• _DATASET RECORDS_:

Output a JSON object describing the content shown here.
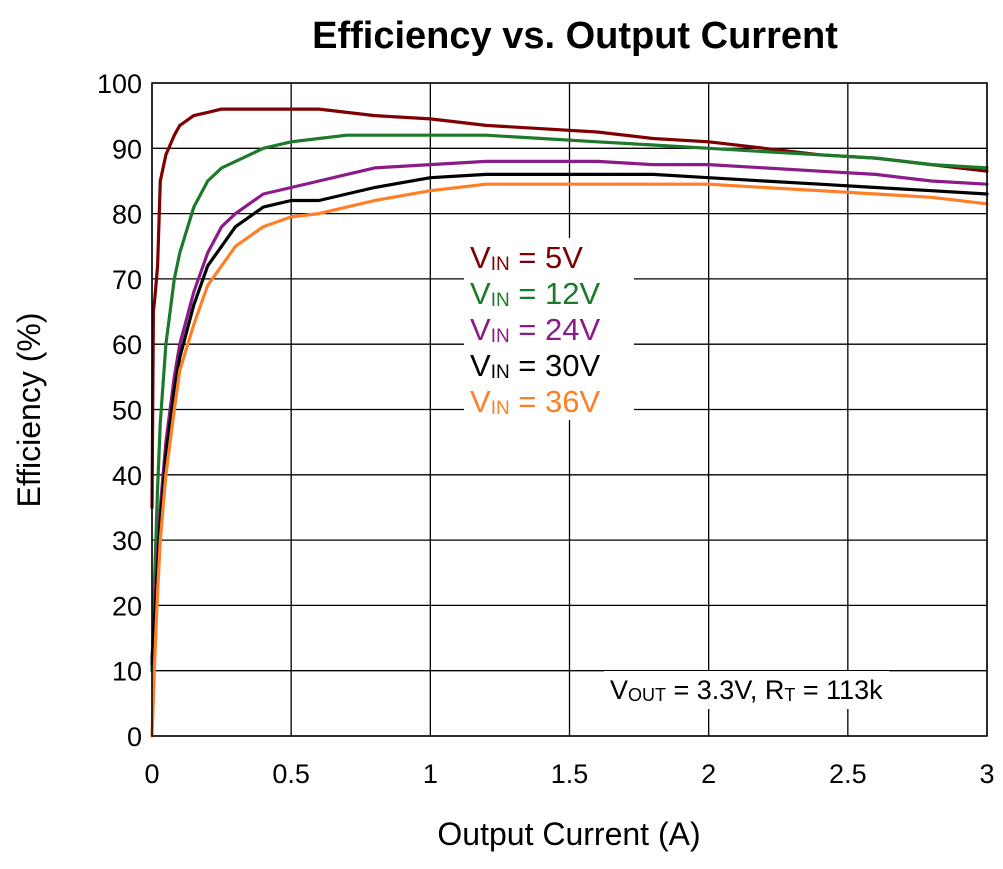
{
  "chart_data": {
    "type": "line",
    "title": "Efficiency vs. Output Current",
    "xlabel": "Output Current (A)",
    "ylabel": "Efficiency (%)",
    "xlim": [
      0,
      3
    ],
    "ylim": [
      0,
      100
    ],
    "x_ticks": [
      "0",
      "0.5",
      "1",
      "1.5",
      "2",
      "2.5",
      "3"
    ],
    "y_ticks": [
      "0",
      "10",
      "20",
      "30",
      "40",
      "50",
      "60",
      "70",
      "80",
      "90",
      "100"
    ],
    "grid": true,
    "legend_position": "center",
    "annotation": {
      "v": "V",
      "sub": "OUT",
      "mid": " = 3.3V,  R",
      "sub2": "T",
      "end": " = 113k"
    },
    "series": [
      {
        "name": "5V",
        "legend_prefix": "V",
        "legend_sub": "IN",
        "legend_eq": " =  5V",
        "color": "#7f0000",
        "x": [
          0,
          0.005,
          0.01,
          0.02,
          0.03,
          0.05,
          0.08,
          0.1,
          0.15,
          0.2,
          0.25,
          0.3,
          0.4,
          0.5,
          0.6,
          0.7,
          0.8,
          1.0,
          1.2,
          1.4,
          1.6,
          1.8,
          2.0,
          2.2,
          2.4,
          2.6,
          2.8,
          3.0
        ],
        "y": [
          35,
          65,
          67,
          72,
          85,
          89,
          92,
          93.5,
          95,
          95.5,
          96,
          96,
          96,
          96,
          96,
          95.5,
          95,
          94.5,
          93.5,
          93,
          92.5,
          91.5,
          91,
          90,
          89,
          88.5,
          87.5,
          86.5
        ]
      },
      {
        "name": "12V",
        "legend_prefix": "V",
        "legend_sub": "IN",
        "legend_eq": " = 12V",
        "color": "#1c7a2a",
        "x": [
          0,
          0.01,
          0.02,
          0.03,
          0.05,
          0.08,
          0.1,
          0.15,
          0.2,
          0.25,
          0.3,
          0.4,
          0.5,
          0.6,
          0.7,
          0.8,
          1.0,
          1.2,
          1.4,
          1.6,
          1.8,
          2.0,
          2.2,
          2.4,
          2.6,
          2.8,
          3.0
        ],
        "y": [
          10,
          25,
          38,
          48,
          60,
          70,
          74,
          81,
          85,
          87,
          88,
          90,
          91,
          91.5,
          92,
          92,
          92,
          92,
          91.5,
          91,
          90.5,
          90,
          89.5,
          89,
          88.5,
          87.5,
          87
        ]
      },
      {
        "name": "24V",
        "legend_prefix": "V",
        "legend_sub": "IN",
        "legend_eq": " = 24V",
        "color": "#8b1a8b",
        "x": [
          0,
          0.01,
          0.02,
          0.03,
          0.05,
          0.08,
          0.1,
          0.15,
          0.2,
          0.25,
          0.3,
          0.4,
          0.5,
          0.6,
          0.7,
          0.8,
          1.0,
          1.2,
          1.4,
          1.6,
          1.8,
          2.0,
          2.2,
          2.4,
          2.6,
          2.8,
          3.0
        ],
        "y": [
          12,
          20,
          28,
          35,
          45,
          55,
          60,
          68,
          74,
          78,
          80,
          83,
          84,
          85,
          86,
          87,
          87.5,
          88,
          88,
          88,
          87.5,
          87.5,
          87,
          86.5,
          86,
          85,
          84.5
        ]
      },
      {
        "name": "30V",
        "legend_prefix": "V",
        "legend_sub": "IN",
        "legend_eq": " = 30V",
        "color": "#000000",
        "x": [
          0,
          0.01,
          0.02,
          0.03,
          0.05,
          0.08,
          0.1,
          0.15,
          0.2,
          0.25,
          0.3,
          0.4,
          0.5,
          0.6,
          0.7,
          0.8,
          1.0,
          1.2,
          1.4,
          1.6,
          1.8,
          2.0,
          2.2,
          2.4,
          2.6,
          2.8,
          3.0
        ],
        "y": [
          11,
          18,
          26,
          33,
          43,
          53,
          58,
          66,
          72,
          75,
          78,
          81,
          82,
          82,
          83,
          84,
          85.5,
          86,
          86,
          86,
          86,
          85.5,
          85,
          84.5,
          84,
          83.5,
          83
        ]
      },
      {
        "name": "36V",
        "legend_prefix": "V",
        "legend_sub": "IN",
        "legend_eq": " = 36V",
        "color": "#ff7f27",
        "x": [
          0,
          0.01,
          0.02,
          0.03,
          0.05,
          0.08,
          0.1,
          0.15,
          0.2,
          0.25,
          0.3,
          0.4,
          0.5,
          0.6,
          0.7,
          0.8,
          1.0,
          1.2,
          1.4,
          1.6,
          1.8,
          2.0,
          2.2,
          2.4,
          2.6,
          2.8,
          3.0
        ],
        "y": [
          0,
          12,
          22,
          30,
          40,
          50,
          56,
          63,
          69,
          72,
          75,
          78,
          79.5,
          80,
          81,
          82,
          83.5,
          84.5,
          84.5,
          84.5,
          84.5,
          84.5,
          84,
          83.5,
          83,
          82.5,
          81.5
        ]
      }
    ]
  }
}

• _SHORT TASK_: Set every line down exactly as written, leaving each picture out.

• _SOLUTION FOR THIS TASK_:
Output a JSON object describing the content shown here.
{
  "chart_data": {
    "type": "line",
    "title": "Efficiency vs. Output Current",
    "xlabel": "Output Current (A)",
    "ylabel": "Efficiency (%)",
    "xlim": [
      0,
      3
    ],
    "ylim": [
      0,
      100
    ],
    "x_ticks": [
      "0",
      "0.5",
      "1",
      "1.5",
      "2",
      "2.5",
      "3"
    ],
    "y_ticks": [
      "0",
      "10",
      "20",
      "30",
      "40",
      "50",
      "60",
      "70",
      "80",
      "90",
      "100"
    ],
    "grid": true,
    "legend_position": "center",
    "annotation": {
      "v": "V",
      "sub": "OUT",
      "mid": " = 3.3V,  R",
      "sub2": "T",
      "end": " = 113k"
    },
    "series": [
      {
        "name": "5V",
        "legend_prefix": "V",
        "legend_sub": "IN",
        "legend_eq": " =  5V",
        "color": "#7f0000",
        "x": [
          0,
          0.005,
          0.01,
          0.02,
          0.03,
          0.05,
          0.08,
          0.1,
          0.15,
          0.2,
          0.25,
          0.3,
          0.4,
          0.5,
          0.6,
          0.7,
          0.8,
          1.0,
          1.2,
          1.4,
          1.6,
          1.8,
          2.0,
          2.2,
          2.4,
          2.6,
          2.8,
          3.0
        ],
        "y": [
          35,
          65,
          67,
          72,
          85,
          89,
          92,
          93.5,
          95,
          95.5,
          96,
          96,
          96,
          96,
          96,
          95.5,
          95,
          94.5,
          93.5,
          93,
          92.5,
          91.5,
          91,
          90,
          89,
          88.5,
          87.5,
          86.5
        ]
      },
      {
        "name": "12V",
        "legend_prefix": "V",
        "legend_sub": "IN",
        "legend_eq": " = 12V",
        "color": "#1c7a2a",
        "x": [
          0,
          0.01,
          0.02,
          0.03,
          0.05,
          0.08,
          0.1,
          0.15,
          0.2,
          0.25,
          0.3,
          0.4,
          0.5,
          0.6,
          0.7,
          0.8,
          1.0,
          1.2,
          1.4,
          1.6,
          1.8,
          2.0,
          2.2,
          2.4,
          2.6,
          2.8,
          3.0
        ],
        "y": [
          10,
          25,
          38,
          48,
          60,
          70,
          74,
          81,
          85,
          87,
          88,
          90,
          91,
          91.5,
          92,
          92,
          92,
          92,
          91.5,
          91,
          90.5,
          90,
          89.5,
          89,
          88.5,
          87.5,
          87
        ]
      },
      {
        "name": "24V",
        "legend_prefix": "V",
        "legend_sub": "IN",
        "legend_eq": " = 24V",
        "color": "#8b1a8b",
        "x": [
          0,
          0.01,
          0.02,
          0.03,
          0.05,
          0.08,
          0.1,
          0.15,
          0.2,
          0.25,
          0.3,
          0.4,
          0.5,
          0.6,
          0.7,
          0.8,
          1.0,
          1.2,
          1.4,
          1.6,
          1.8,
          2.0,
          2.2,
          2.4,
          2.6,
          2.8,
          3.0
        ],
        "y": [
          12,
          20,
          28,
          35,
          45,
          55,
          60,
          68,
          74,
          78,
          80,
          83,
          84,
          85,
          86,
          87,
          87.5,
          88,
          88,
          88,
          87.5,
          87.5,
          87,
          86.5,
          86,
          85,
          84.5
        ]
      },
      {
        "name": "30V",
        "legend_prefix": "V",
        "legend_sub": "IN",
        "legend_eq": " = 30V",
        "color": "#000000",
        "x": [
          0,
          0.01,
          0.02,
          0.03,
          0.05,
          0.08,
          0.1,
          0.15,
          0.2,
          0.25,
          0.3,
          0.4,
          0.5,
          0.6,
          0.7,
          0.8,
          1.0,
          1.2,
          1.4,
          1.6,
          1.8,
          2.0,
          2.2,
          2.4,
          2.6,
          2.8,
          3.0
        ],
        "y": [
          11,
          18,
          26,
          33,
          43,
          53,
          58,
          66,
          72,
          75,
          78,
          81,
          82,
          82,
          83,
          84,
          85.5,
          86,
          86,
          86,
          86,
          85.5,
          85,
          84.5,
          84,
          83.5,
          83
        ]
      },
      {
        "name": "36V",
        "legend_prefix": "V",
        "legend_sub": "IN",
        "legend_eq": " = 36V",
        "color": "#ff7f27",
        "x": [
          0,
          0.01,
          0.02,
          0.03,
          0.05,
          0.08,
          0.1,
          0.15,
          0.2,
          0.25,
          0.3,
          0.4,
          0.5,
          0.6,
          0.7,
          0.8,
          1.0,
          1.2,
          1.4,
          1.6,
          1.8,
          2.0,
          2.2,
          2.4,
          2.6,
          2.8,
          3.0
        ],
        "y": [
          0,
          12,
          22,
          30,
          40,
          50,
          56,
          63,
          69,
          72,
          75,
          78,
          79.5,
          80,
          81,
          82,
          83.5,
          84.5,
          84.5,
          84.5,
          84.5,
          84.5,
          84,
          83.5,
          83,
          82.5,
          81.5
        ]
      }
    ]
  }
}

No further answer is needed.